Gather all lines containing the string "this" and copy them out.
◆ ◆ ◆ ◆
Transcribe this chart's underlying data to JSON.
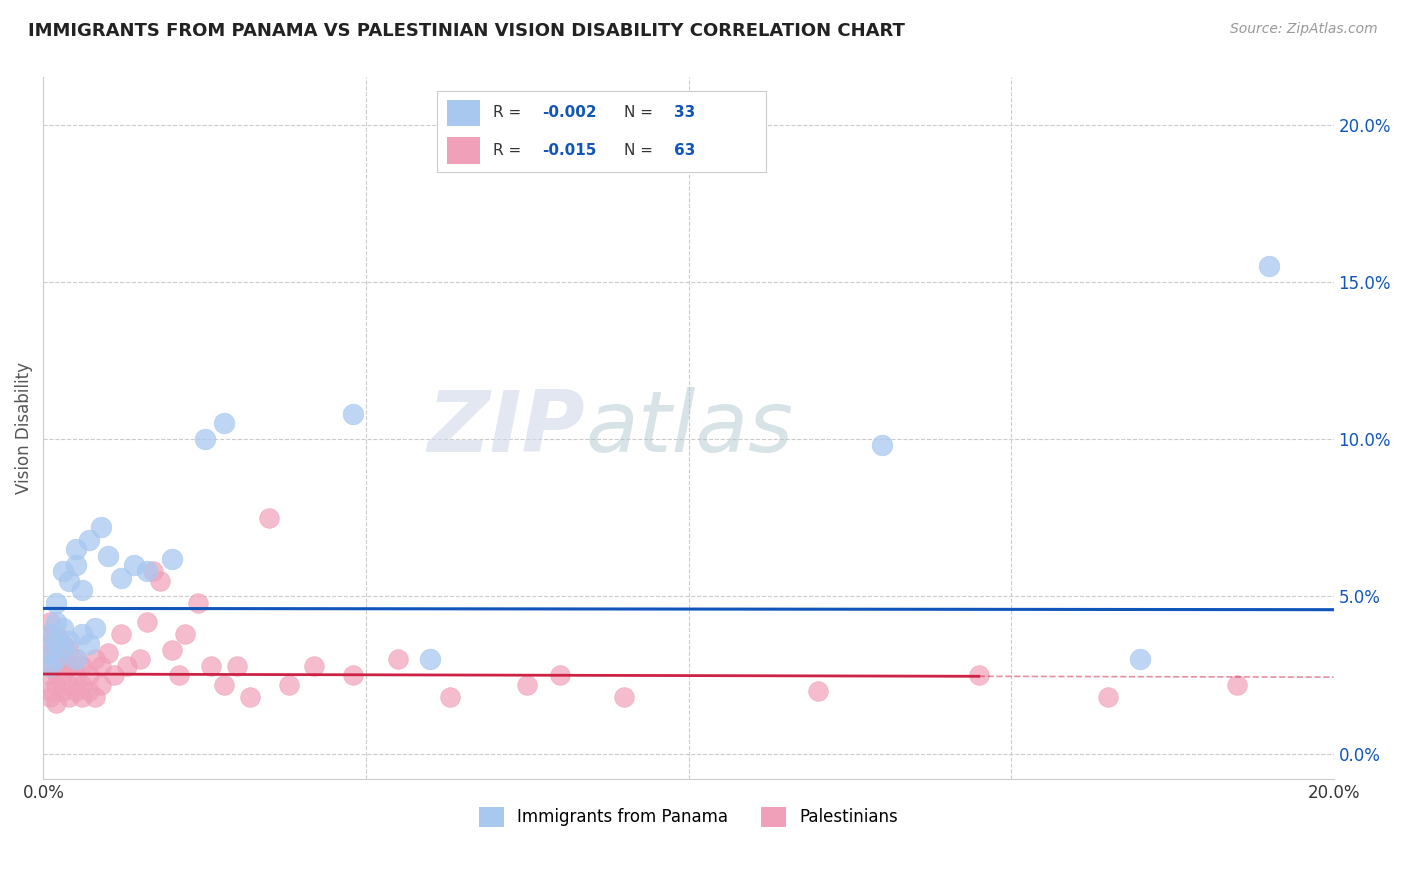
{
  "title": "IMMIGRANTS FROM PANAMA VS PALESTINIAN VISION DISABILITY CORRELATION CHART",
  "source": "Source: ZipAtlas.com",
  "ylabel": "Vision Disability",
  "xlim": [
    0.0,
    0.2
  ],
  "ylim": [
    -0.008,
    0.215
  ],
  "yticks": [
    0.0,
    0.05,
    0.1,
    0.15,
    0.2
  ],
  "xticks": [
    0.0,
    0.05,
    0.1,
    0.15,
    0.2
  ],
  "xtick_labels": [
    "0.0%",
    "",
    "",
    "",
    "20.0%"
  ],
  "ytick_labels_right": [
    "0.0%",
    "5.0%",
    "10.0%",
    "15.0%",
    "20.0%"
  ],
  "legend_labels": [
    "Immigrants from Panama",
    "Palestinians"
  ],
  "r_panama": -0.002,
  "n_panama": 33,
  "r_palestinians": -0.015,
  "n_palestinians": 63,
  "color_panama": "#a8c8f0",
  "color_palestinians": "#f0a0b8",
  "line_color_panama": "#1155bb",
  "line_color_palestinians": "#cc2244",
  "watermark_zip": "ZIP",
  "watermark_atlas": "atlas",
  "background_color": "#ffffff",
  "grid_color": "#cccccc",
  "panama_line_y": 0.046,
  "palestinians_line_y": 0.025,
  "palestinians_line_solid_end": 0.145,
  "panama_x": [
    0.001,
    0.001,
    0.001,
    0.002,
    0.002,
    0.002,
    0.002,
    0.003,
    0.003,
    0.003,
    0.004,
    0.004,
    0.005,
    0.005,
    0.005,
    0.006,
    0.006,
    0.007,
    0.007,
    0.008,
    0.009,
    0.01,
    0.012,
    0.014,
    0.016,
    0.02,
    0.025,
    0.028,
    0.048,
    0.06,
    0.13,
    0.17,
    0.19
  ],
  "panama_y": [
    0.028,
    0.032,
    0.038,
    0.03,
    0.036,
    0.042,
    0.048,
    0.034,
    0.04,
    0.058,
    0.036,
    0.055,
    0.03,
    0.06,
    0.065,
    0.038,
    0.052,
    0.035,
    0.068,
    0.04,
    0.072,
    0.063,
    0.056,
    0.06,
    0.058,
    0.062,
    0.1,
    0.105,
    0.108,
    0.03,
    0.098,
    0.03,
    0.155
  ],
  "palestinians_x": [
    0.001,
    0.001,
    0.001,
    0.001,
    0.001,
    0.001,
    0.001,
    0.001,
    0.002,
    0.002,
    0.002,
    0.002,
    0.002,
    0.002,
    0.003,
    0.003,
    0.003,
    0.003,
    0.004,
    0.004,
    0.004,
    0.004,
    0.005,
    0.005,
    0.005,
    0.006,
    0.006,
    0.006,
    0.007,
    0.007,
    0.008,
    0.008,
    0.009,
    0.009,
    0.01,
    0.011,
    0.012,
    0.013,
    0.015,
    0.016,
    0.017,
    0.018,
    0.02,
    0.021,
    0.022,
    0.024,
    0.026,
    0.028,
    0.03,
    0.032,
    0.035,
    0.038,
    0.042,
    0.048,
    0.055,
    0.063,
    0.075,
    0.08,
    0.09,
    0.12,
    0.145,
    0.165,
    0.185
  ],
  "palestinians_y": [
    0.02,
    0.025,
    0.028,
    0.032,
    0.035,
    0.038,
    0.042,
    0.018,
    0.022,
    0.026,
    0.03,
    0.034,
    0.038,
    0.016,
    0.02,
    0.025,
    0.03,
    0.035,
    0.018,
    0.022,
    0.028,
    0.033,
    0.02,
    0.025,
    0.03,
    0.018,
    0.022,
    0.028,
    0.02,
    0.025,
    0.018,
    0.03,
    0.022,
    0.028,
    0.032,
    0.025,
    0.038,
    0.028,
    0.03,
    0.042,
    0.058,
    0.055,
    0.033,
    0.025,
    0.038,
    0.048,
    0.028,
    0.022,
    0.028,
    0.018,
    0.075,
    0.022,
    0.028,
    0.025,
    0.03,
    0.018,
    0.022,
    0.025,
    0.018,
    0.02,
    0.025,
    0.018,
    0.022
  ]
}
◆ ◆ ◆ ◆
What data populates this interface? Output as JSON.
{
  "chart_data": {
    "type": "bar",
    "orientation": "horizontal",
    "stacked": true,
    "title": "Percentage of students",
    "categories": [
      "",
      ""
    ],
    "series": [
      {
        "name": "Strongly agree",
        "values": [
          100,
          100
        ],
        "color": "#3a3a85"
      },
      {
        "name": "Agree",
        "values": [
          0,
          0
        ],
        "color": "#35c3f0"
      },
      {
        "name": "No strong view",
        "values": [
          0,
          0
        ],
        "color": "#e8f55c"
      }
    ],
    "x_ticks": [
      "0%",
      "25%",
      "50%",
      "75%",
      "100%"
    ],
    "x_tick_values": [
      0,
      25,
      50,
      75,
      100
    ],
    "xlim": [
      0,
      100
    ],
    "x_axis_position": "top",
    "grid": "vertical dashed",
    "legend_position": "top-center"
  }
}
◆ ◆ ◆ ◆
## ANSWER TO THE PROBLEM
Transcribe this chart's underlying data to JSON.
What data populates this interface? Output as JSON.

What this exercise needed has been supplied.